TASK REQUIREMENTS: Show every line containing "this" by copying it.

DATA SUPPLIED:
>> START

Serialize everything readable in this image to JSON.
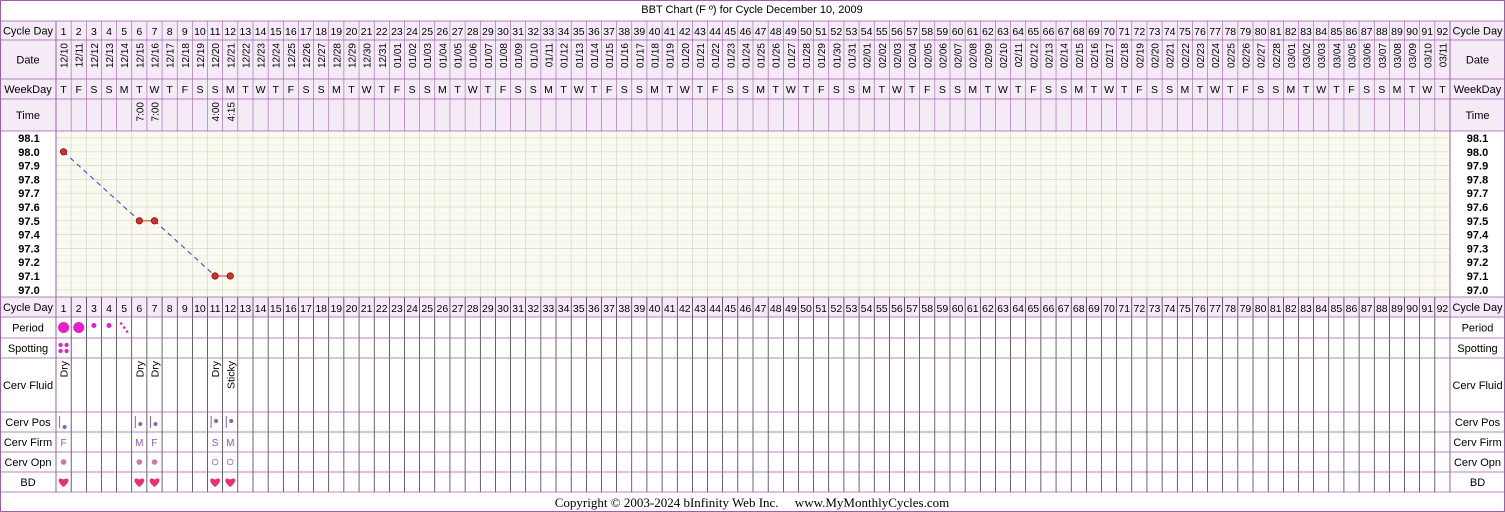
{
  "title": "BBT Chart (F º) for Cycle December 10, 2009",
  "copyright": "Copyright © 2003-2024 bInfinity Web Inc.     www.MyMonthlyCycles.com",
  "labels": {
    "cycle_day": "Cycle Day",
    "date": "Date",
    "weekday": "WeekDay",
    "time": "Time",
    "period": "Period",
    "spotting": "Spotting",
    "cerv_fluid": "Cerv Fluid",
    "cerv_pos": "Cerv Pos",
    "cerv_firm": "Cerv Firm",
    "cerv_opn": "Cerv Opn",
    "bd": "BD"
  },
  "chart_data": {
    "type": "line",
    "title": "BBT Chart (F º) for Cycle December 10, 2009",
    "ylim": [
      97.0,
      98.1
    ],
    "y_ticks": [
      "98.1",
      "98.0",
      "97.9",
      "97.8",
      "97.7",
      "97.6",
      "97.5",
      "97.4",
      "97.3",
      "97.2",
      "97.1",
      "97.0"
    ],
    "grid": true,
    "cycle_days": [
      1,
      2,
      3,
      4,
      5,
      6,
      7,
      8,
      9,
      10,
      11,
      12,
      13,
      14,
      15,
      16,
      17,
      18,
      19,
      20,
      21,
      22,
      23,
      24,
      25,
      26,
      27,
      28,
      29,
      30,
      31,
      32,
      33,
      34,
      35,
      36,
      37,
      38,
      39,
      40,
      41,
      42,
      43,
      44,
      45,
      46,
      47,
      48,
      49,
      50,
      51,
      52,
      53,
      54,
      55,
      56,
      57,
      58,
      59,
      60,
      61,
      62,
      63,
      64,
      65,
      66,
      67,
      68,
      69,
      70,
      71,
      72,
      73,
      74,
      75,
      76,
      77,
      78,
      79,
      80,
      81,
      82,
      83,
      84,
      85,
      86,
      87,
      88,
      89,
      90,
      91,
      92
    ],
    "dates": [
      "12/10",
      "12/11",
      "12/12",
      "12/13",
      "12/14",
      "12/15",
      "12/16",
      "12/17",
      "12/18",
      "12/19",
      "12/20",
      "12/21",
      "12/22",
      "12/23",
      "12/24",
      "12/25",
      "12/26",
      "12/27",
      "12/28",
      "12/29",
      "12/30",
      "12/31",
      "01/01",
      "01/02",
      "01/03",
      "01/04",
      "01/05",
      "01/06",
      "01/07",
      "01/08",
      "01/09",
      "01/10",
      "01/11",
      "01/12",
      "01/13",
      "01/14",
      "01/15",
      "01/16",
      "01/17",
      "01/18",
      "01/19",
      "01/20",
      "01/21",
      "01/22",
      "01/23",
      "01/24",
      "01/25",
      "01/26",
      "01/27",
      "01/28",
      "01/29",
      "01/30",
      "01/31",
      "02/01",
      "02/02",
      "02/03",
      "02/04",
      "02/05",
      "02/06",
      "02/07",
      "02/08",
      "02/09",
      "02/10",
      "02/11",
      "02/12",
      "02/13",
      "02/14",
      "02/15",
      "02/16",
      "02/17",
      "02/18",
      "02/19",
      "02/20",
      "02/21",
      "02/22",
      "02/23",
      "02/24",
      "02/25",
      "02/26",
      "02/27",
      "02/28",
      "03/01",
      "03/02",
      "03/03",
      "03/04",
      "03/05",
      "03/06",
      "03/07",
      "03/08",
      "03/09",
      "03/10",
      "03/11"
    ],
    "weekdays": [
      "T",
      "F",
      "S",
      "S",
      "M",
      "T",
      "W",
      "T",
      "F",
      "S",
      "S",
      "M",
      "T",
      "W",
      "T",
      "F",
      "S",
      "S",
      "M",
      "T",
      "W",
      "T",
      "F",
      "S",
      "S",
      "M",
      "T",
      "W",
      "T",
      "F",
      "S",
      "S",
      "M",
      "T",
      "W",
      "T",
      "F",
      "S",
      "S",
      "M",
      "T",
      "W",
      "T",
      "F",
      "S",
      "S",
      "M",
      "T",
      "W",
      "T",
      "F",
      "S",
      "S",
      "M",
      "T",
      "W",
      "T",
      "F",
      "S",
      "S",
      "M",
      "T",
      "W",
      "T",
      "F",
      "S",
      "S",
      "M",
      "T",
      "W",
      "T",
      "F",
      "S",
      "S",
      "M",
      "T",
      "W",
      "T",
      "F",
      "S",
      "S",
      "M",
      "T",
      "W",
      "T",
      "F",
      "S",
      "S",
      "M",
      "T",
      "W",
      "T"
    ],
    "times": [
      {
        "day": 6,
        "text": "7:00"
      },
      {
        "day": 7,
        "text": "7:00"
      },
      {
        "day": 11,
        "text": "4:00"
      },
      {
        "day": 12,
        "text": "4:15"
      }
    ],
    "temps": [
      {
        "day": 1,
        "temp": 98.0
      },
      {
        "day": 6,
        "temp": 97.5
      },
      {
        "day": 7,
        "temp": 97.5
      },
      {
        "day": 11,
        "temp": 97.1
      },
      {
        "day": 12,
        "temp": 97.1
      }
    ],
    "connections": [
      {
        "from": 1,
        "to": 6,
        "style": "dashed"
      },
      {
        "from": 6,
        "to": 7,
        "style": "solid"
      },
      {
        "from": 7,
        "to": 11,
        "style": "dashed"
      },
      {
        "from": 11,
        "to": 12,
        "style": "solid"
      }
    ],
    "period": [
      {
        "day": 1,
        "level": "heavy"
      },
      {
        "day": 2,
        "level": "heavy"
      },
      {
        "day": 3,
        "level": "light"
      },
      {
        "day": 4,
        "level": "light"
      },
      {
        "day": 5,
        "level": "spotting"
      }
    ],
    "spotting": [
      {
        "day": 1
      }
    ],
    "cerv_fluid": [
      {
        "day": 1,
        "text": "Dry"
      },
      {
        "day": 6,
        "text": "Dry"
      },
      {
        "day": 7,
        "text": "Dry"
      },
      {
        "day": 11,
        "text": "Dry"
      },
      {
        "day": 12,
        "text": "Sticky"
      }
    ],
    "cerv_pos": [
      {
        "day": 1,
        "pos": "low"
      },
      {
        "day": 6,
        "pos": "mid"
      },
      {
        "day": 7,
        "pos": "mid"
      },
      {
        "day": 11,
        "pos": "high"
      },
      {
        "day": 12,
        "pos": "high"
      }
    ],
    "cerv_firm": [
      {
        "day": 1,
        "text": "F"
      },
      {
        "day": 6,
        "text": "M"
      },
      {
        "day": 7,
        "text": "F"
      },
      {
        "day": 11,
        "text": "S"
      },
      {
        "day": 12,
        "text": "M"
      }
    ],
    "cerv_opn": [
      {
        "day": 1,
        "state": "closed"
      },
      {
        "day": 6,
        "state": "closed"
      },
      {
        "day": 7,
        "state": "closed"
      },
      {
        "day": 11,
        "state": "open"
      },
      {
        "day": 12,
        "state": "open"
      }
    ],
    "bd": [
      1,
      6,
      7,
      11,
      12
    ]
  },
  "colors": {
    "border": "#9c5fa8",
    "header_bg": "#f5ebf7",
    "grid_bg": "#fafaf0",
    "grid_line": "#d8d8c8",
    "marker": "#d43030",
    "line": "#3b3bd6",
    "pink": "#e81ec8",
    "heart": "#e8307a",
    "firm_text": "#9a4fc0",
    "pos_dot": "#8a5fb0",
    "opn_closed": "#d07a9a",
    "opn_open": "#d07a9a"
  }
}
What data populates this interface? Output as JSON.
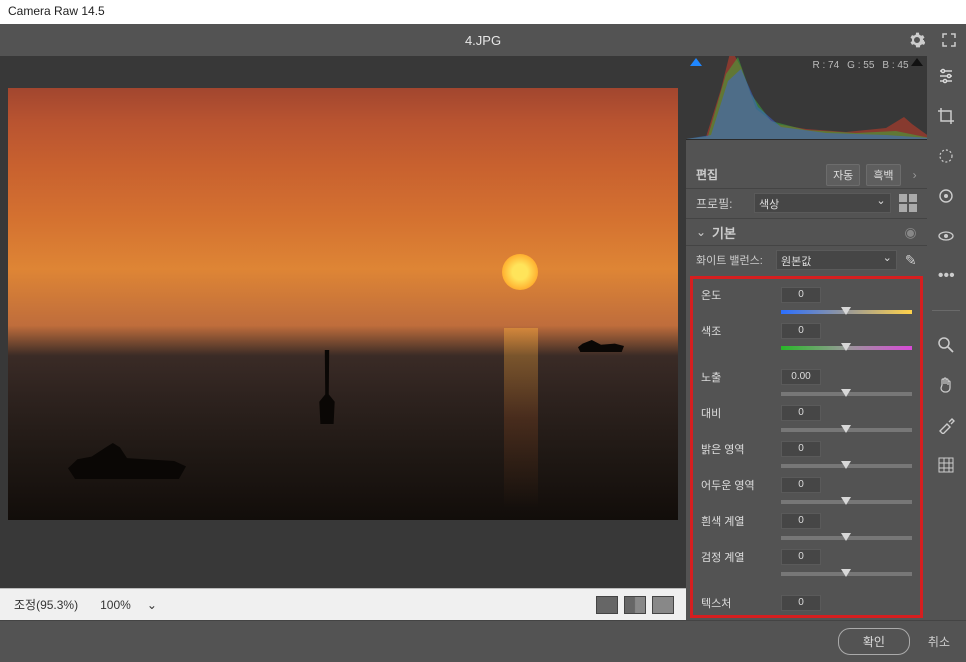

>> END

RESPONSE:
Serialize everything readable in this image to JSON.
What data populates this interface? Output as JSON.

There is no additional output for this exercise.